Copy each of the following entries verbatim, keeping every line as it appears.
===== Data for the task
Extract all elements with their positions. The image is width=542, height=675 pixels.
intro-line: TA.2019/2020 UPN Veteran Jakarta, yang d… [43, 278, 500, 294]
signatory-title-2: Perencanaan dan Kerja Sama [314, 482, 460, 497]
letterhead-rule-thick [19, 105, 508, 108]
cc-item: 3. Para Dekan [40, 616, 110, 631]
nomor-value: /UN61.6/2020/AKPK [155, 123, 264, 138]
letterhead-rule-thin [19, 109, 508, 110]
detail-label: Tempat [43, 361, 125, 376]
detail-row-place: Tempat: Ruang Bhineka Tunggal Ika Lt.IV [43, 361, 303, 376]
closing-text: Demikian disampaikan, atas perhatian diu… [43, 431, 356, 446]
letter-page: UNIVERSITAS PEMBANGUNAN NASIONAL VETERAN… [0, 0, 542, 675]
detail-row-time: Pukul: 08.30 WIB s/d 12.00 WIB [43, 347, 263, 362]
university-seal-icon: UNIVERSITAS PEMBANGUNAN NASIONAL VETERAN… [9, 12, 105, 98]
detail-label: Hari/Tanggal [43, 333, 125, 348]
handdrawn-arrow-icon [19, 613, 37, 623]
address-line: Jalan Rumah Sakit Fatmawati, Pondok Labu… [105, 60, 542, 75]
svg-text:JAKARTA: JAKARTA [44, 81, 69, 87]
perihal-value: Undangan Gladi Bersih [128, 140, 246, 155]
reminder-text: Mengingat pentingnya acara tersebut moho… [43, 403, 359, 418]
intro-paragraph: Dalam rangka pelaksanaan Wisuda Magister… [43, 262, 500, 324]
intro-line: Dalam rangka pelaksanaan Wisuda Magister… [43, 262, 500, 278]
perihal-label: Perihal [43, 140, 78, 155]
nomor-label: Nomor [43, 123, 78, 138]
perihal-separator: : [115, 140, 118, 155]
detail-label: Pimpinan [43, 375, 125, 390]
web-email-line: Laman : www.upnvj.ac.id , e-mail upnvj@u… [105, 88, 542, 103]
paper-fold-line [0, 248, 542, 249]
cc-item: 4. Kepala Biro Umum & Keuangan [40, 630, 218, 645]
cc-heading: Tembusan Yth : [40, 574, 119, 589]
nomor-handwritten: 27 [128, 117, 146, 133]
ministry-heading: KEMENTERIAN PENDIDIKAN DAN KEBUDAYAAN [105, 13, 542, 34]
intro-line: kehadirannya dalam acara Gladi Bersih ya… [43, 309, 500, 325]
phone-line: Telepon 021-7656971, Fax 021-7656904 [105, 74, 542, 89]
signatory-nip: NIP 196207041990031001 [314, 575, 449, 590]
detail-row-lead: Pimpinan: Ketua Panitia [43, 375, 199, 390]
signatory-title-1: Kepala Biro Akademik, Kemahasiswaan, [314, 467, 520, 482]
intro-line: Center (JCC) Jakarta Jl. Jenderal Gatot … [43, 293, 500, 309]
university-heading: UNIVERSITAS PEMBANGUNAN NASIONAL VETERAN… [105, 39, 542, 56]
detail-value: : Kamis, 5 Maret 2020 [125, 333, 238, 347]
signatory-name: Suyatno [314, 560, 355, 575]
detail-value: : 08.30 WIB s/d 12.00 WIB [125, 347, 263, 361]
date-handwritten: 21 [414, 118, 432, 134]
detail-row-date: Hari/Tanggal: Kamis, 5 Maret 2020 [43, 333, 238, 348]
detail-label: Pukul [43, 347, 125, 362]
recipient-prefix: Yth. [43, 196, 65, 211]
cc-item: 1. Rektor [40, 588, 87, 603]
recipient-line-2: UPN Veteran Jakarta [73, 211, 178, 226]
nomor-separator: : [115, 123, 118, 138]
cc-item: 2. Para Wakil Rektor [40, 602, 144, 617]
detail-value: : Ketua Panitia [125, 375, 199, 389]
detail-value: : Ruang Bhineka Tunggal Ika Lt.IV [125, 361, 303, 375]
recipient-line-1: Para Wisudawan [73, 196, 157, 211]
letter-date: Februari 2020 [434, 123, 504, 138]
==========
__Complete output__
Extract all elements with their positions. The image is width=542, height=675 pixels.
intro-line: TA.2019/2020 UPN Veteran Jakarta, yang d… [43, 278, 500, 294]
signatory-title-2: Perencanaan dan Kerja Sama [314, 482, 460, 497]
letterhead-rule-thick [19, 105, 508, 108]
cc-item: 3. Para Dekan [40, 616, 110, 631]
nomor-value: /UN61.6/2020/AKPK [155, 123, 264, 138]
letterhead-rule-thin [19, 109, 508, 110]
detail-label: Tempat [43, 361, 125, 376]
detail-row-place: Tempat: Ruang Bhineka Tunggal Ika Lt.IV [43, 361, 303, 376]
closing-text: Demikian disampaikan, atas perhatian diu… [43, 431, 356, 446]
letter-page: UNIVERSITAS PEMBANGUNAN NASIONAL VETERAN… [0, 0, 542, 675]
detail-row-time: Pukul: 08.30 WIB s/d 12.00 WIB [43, 347, 263, 362]
university-seal-icon: UNIVERSITAS PEMBANGUNAN NASIONAL VETERAN… [9, 12, 105, 98]
detail-label: Hari/Tanggal [43, 333, 125, 348]
handdrawn-arrow-icon [19, 613, 37, 623]
address-line: Jalan Rumah Sakit Fatmawati, Pondok Labu… [105, 60, 542, 75]
svg-text:JAKARTA: JAKARTA [44, 81, 69, 87]
perihal-value: Undangan Gladi Bersih [128, 140, 246, 155]
reminder-text: Mengingat pentingnya acara tersebut moho… [43, 403, 359, 418]
intro-paragraph: Dalam rangka pelaksanaan Wisuda Magister… [43, 262, 500, 324]
intro-line: Dalam rangka pelaksanaan Wisuda Magister… [43, 262, 500, 278]
perihal-label: Perihal [43, 140, 78, 155]
nomor-label: Nomor [43, 123, 78, 138]
perihal-separator: : [115, 140, 118, 155]
detail-label: Pimpinan [43, 375, 125, 390]
web-email-line: Laman : www.upnvj.ac.id , e-mail upnvj@u… [105, 88, 542, 103]
paper-fold-line [0, 248, 542, 249]
cc-item: 4. Kepala Biro Umum & Keuangan [40, 630, 218, 645]
cc-heading: Tembusan Yth : [40, 574, 119, 589]
nomor-handwritten: 27 [128, 117, 146, 133]
ministry-heading: KEMENTERIAN PENDIDIKAN DAN KEBUDAYAAN [105, 13, 542, 34]
intro-line: kehadirannya dalam acara Gladi Bersih ya… [43, 309, 500, 325]
phone-line: Telepon 021-7656971, Fax 021-7656904 [105, 74, 542, 89]
signatory-nip: NIP 196207041990031001 [314, 575, 449, 590]
detail-row-lead: Pimpinan: Ketua Panitia [43, 375, 199, 390]
signatory-title-1: Kepala Biro Akademik, Kemahasiswaan, [314, 467, 520, 482]
intro-line: Center (JCC) Jakarta Jl. Jenderal Gatot … [43, 293, 500, 309]
university-heading: UNIVERSITAS PEMBANGUNAN NASIONAL VETERAN… [105, 39, 542, 56]
detail-value: : Kamis, 5 Maret 2020 [125, 333, 238, 347]
signatory-name: Suyatno [314, 560, 355, 575]
detail-value: : 08.30 WIB s/d 12.00 WIB [125, 347, 263, 361]
date-handwritten: 21 [414, 118, 432, 134]
detail-row-date: Hari/Tanggal: Kamis, 5 Maret 2020 [43, 333, 238, 348]
detail-label: Pukul [43, 347, 125, 362]
recipient-prefix: Yth. [43, 196, 65, 211]
cc-item: 1. Rektor [40, 588, 87, 603]
recipient-line-2: UPN Veteran Jakarta [73, 211, 178, 226]
nomor-separator: : [115, 123, 118, 138]
cc-item: 2. Para Wakil Rektor [40, 602, 144, 617]
detail-value: : Ketua Panitia [125, 375, 199, 389]
detail-value: : Ruang Bhineka Tunggal Ika Lt.IV [125, 361, 303, 375]
recipient-line-1: Para Wisudawan [73, 196, 157, 211]
letter-date: Februari 2020 [434, 123, 504, 138]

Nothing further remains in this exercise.